● Aim of the exercise:
Output the full material exactly as it appears here.

● Records for this exercise:
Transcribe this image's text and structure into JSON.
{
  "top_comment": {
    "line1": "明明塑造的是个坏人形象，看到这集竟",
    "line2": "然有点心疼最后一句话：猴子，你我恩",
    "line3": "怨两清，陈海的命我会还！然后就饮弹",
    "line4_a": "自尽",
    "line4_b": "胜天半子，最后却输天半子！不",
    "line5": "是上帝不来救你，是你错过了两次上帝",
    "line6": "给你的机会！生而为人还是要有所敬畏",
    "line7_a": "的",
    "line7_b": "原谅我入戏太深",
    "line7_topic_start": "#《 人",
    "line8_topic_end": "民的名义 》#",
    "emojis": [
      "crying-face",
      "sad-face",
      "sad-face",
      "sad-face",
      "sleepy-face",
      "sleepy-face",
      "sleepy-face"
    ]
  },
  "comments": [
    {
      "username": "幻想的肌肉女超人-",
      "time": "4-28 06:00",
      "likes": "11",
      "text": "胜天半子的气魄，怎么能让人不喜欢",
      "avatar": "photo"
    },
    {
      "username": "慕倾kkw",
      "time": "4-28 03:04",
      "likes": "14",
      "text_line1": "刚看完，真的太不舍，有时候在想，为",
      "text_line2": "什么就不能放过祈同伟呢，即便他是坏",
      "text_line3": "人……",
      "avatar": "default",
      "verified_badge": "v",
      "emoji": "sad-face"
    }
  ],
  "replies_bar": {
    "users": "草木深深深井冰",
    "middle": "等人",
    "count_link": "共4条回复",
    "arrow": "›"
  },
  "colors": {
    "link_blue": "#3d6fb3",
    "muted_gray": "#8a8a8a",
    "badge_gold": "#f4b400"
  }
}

● Final answer:
Transcribe this image's text and structure into JSON.
{
  "top_comment": {
    "line1": "明明塑造的是个坏人形象，看到这集竟",
    "line2": "然有点心疼最后一句话：猴子，你我恩",
    "line3": "怨两清，陈海的命我会还！然后就饮弹",
    "line4_a": "自尽",
    "line4_b": "胜天半子，最后却输天半子！不",
    "line5": "是上帝不来救你，是你错过了两次上帝",
    "line6": "给你的机会！生而为人还是要有所敬畏",
    "line7_a": "的",
    "line7_b": "原谅我入戏太深",
    "line7_topic_start": "#《 人",
    "line8_topic_end": "民的名义 》#",
    "emojis": [
      "crying-face",
      "sad-face",
      "sad-face",
      "sad-face",
      "sleepy-face",
      "sleepy-face",
      "sleepy-face"
    ]
  },
  "comments": [
    {
      "username": "幻想的肌肉女超人-",
      "time": "4-28 06:00",
      "likes": "11",
      "text": "胜天半子的气魄，怎么能让人不喜欢",
      "avatar": "photo"
    },
    {
      "username": "慕倾kkw",
      "time": "4-28 03:04",
      "likes": "14",
      "text_line1": "刚看完，真的太不舍，有时候在想，为",
      "text_line2": "什么就不能放过祈同伟呢，即便他是坏",
      "text_line3": "人……",
      "avatar": "default",
      "verified_badge": "v",
      "emoji": "sad-face"
    }
  ],
  "replies_bar": {
    "users": "草木深深深井冰",
    "middle": "等人",
    "count_link": "共4条回复",
    "arrow": "›"
  },
  "colors": {
    "link_blue": "#3d6fb3",
    "muted_gray": "#8a8a8a",
    "badge_gold": "#f4b400"
  }
}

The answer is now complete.